WHAT IS ASKED:
• A. According to the newsletter, how many times was the song played on television during the National Party's 2014 election campaign?
• B. Duplicate the newsletter's text between "The song was" and "in the song.", inclusive.

PASSAGE SHOWN:

Welcome to our Newsletter, bringing you the latest in Intellectual Property, Technology and Media Law news.
Australian streaming service takes aim at group that racially harassed senator Sam Dastyari
Australian streaming company Stan has written a trade mark letter of demand to Patriot Blue, alleging that the group’s name has been taken from their upcoming series Romper Stomper. In November 2017, members of the group were filmed racially abusing Labor senator Sam Dastyari at a Melbourne pub, labelling the Iranian-born senator a ‘monkey’ and a ‘terrorist’. Both Stan and production house Roadshow Pictures have issued a statement, distancing themselves from the incident and condemning the group and their followers’ actions. Romper Stomper is a remake of the 1992 movie starring Russell Crowe, which will explore issues of racism and fascism in a post-Trump era. However, both media companies have sought legal action for the misappropriation and infringement of the Patriot Blue trade mark, stating that their series depicts a “purely fictional group” and that they do not support any form of racism. Senator Dastyari is yet to file a police report, choosing to discuss and reflect on the incident further with his family.
Do not ‘Lose Yourself’ in third party assurances
New Zealand’s National Party has been ordered to pay NZ$600,000 (AU$535,000) after breaching copyright for the use in a television advertisement of an ‘Eminem-Esque’ song that was found to have substantially copied Eminem’s ‘Lose Yourself’.
The song was played 186 times on television during the Party’s 2014 election campaign. The damages ordered represent a hypothetical licence fee that would have been charged by the owners of the rights in the song.

GIVEN MATERIAL:
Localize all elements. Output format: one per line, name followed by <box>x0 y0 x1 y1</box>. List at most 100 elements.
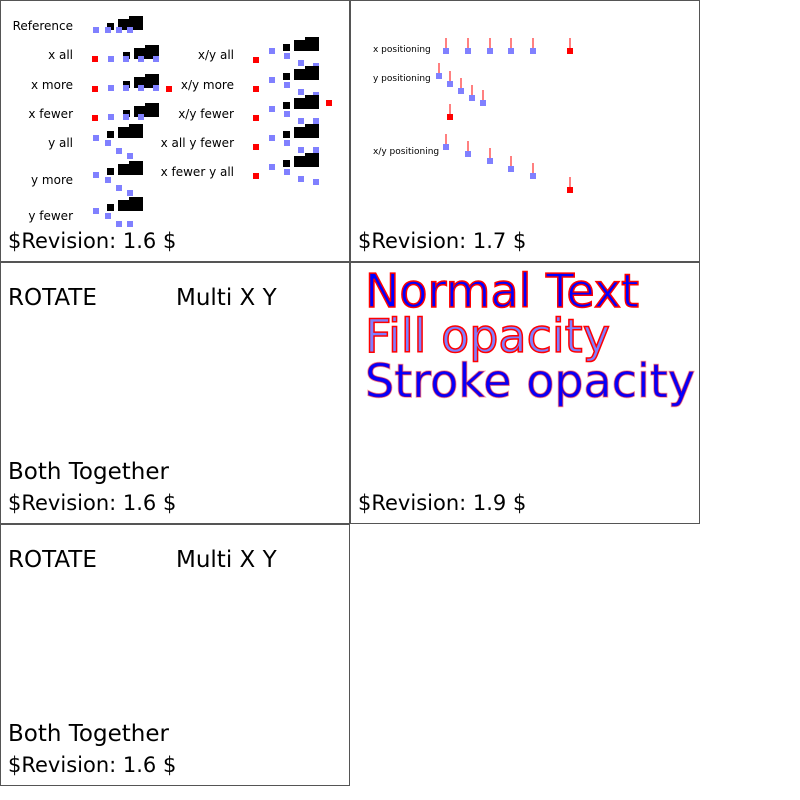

COMPLETED EXERCISE:
• A. 186 times.

• B.
The song was played 186 times on television during the Party’s 2014 election campaign. The damages ordered represent a hypothetical licence fee that would have been charged by the owners of the rights in the song.